Provided material start

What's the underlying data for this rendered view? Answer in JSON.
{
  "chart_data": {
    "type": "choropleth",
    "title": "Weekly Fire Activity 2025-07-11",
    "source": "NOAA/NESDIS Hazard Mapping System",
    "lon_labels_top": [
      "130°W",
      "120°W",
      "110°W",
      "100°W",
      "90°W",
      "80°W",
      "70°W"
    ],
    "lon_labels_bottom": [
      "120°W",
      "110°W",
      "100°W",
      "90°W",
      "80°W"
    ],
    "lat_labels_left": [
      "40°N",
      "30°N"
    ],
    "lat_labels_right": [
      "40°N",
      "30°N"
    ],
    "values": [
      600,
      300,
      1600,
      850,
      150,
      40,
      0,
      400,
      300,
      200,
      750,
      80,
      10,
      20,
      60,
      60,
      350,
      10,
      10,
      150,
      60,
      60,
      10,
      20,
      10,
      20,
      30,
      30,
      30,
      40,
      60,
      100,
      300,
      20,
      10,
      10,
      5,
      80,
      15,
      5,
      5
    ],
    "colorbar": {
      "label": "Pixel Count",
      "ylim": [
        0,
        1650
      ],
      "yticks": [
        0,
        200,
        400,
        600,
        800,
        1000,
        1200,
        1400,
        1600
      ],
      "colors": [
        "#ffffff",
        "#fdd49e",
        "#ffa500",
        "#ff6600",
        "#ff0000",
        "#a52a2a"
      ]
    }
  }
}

Provided material end
Provided material start

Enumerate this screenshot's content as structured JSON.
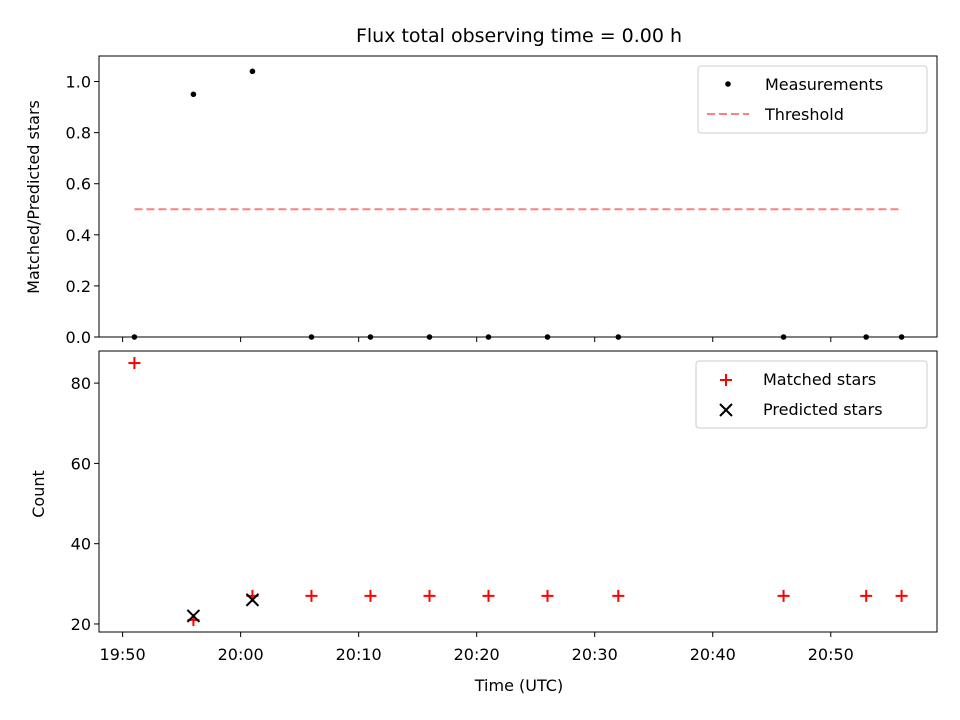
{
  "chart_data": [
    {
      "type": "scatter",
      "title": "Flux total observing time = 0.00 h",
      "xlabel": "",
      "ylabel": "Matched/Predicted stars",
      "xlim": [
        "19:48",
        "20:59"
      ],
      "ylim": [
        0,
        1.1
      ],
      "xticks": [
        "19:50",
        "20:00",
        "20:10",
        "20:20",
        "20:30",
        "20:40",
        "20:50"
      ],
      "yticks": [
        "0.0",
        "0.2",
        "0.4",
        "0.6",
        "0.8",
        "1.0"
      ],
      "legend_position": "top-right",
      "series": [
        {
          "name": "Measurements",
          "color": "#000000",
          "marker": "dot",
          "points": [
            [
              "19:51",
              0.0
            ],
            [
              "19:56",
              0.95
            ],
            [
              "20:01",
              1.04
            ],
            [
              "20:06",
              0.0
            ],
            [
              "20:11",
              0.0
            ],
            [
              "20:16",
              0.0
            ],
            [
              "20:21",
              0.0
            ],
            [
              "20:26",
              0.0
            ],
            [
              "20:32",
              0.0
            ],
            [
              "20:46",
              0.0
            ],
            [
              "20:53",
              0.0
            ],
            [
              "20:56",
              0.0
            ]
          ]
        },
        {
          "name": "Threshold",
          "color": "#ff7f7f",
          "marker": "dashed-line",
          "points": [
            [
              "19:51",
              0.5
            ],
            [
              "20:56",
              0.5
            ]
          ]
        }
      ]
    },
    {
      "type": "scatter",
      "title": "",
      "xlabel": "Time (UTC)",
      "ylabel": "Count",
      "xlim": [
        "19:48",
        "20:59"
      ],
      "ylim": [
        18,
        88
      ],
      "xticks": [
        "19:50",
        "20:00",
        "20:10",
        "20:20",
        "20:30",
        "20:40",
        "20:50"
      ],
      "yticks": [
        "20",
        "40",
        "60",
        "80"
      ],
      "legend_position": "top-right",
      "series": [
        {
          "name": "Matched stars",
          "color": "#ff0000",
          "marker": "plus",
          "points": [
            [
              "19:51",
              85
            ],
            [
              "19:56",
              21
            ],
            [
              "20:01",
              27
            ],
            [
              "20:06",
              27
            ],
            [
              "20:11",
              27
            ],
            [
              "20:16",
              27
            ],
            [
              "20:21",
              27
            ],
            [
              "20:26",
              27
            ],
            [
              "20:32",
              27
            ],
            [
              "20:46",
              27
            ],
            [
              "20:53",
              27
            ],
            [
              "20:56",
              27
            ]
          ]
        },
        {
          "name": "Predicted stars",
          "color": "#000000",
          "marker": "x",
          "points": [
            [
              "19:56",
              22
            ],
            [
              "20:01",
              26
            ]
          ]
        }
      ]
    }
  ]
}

Provided material end

## Task objective:
Search the listing for the word "Predicted". Copy every line in which it occurs.

## Reply to the task:
      "ylabel": "Matched/Predicted stars",
          "name": "Predicted stars",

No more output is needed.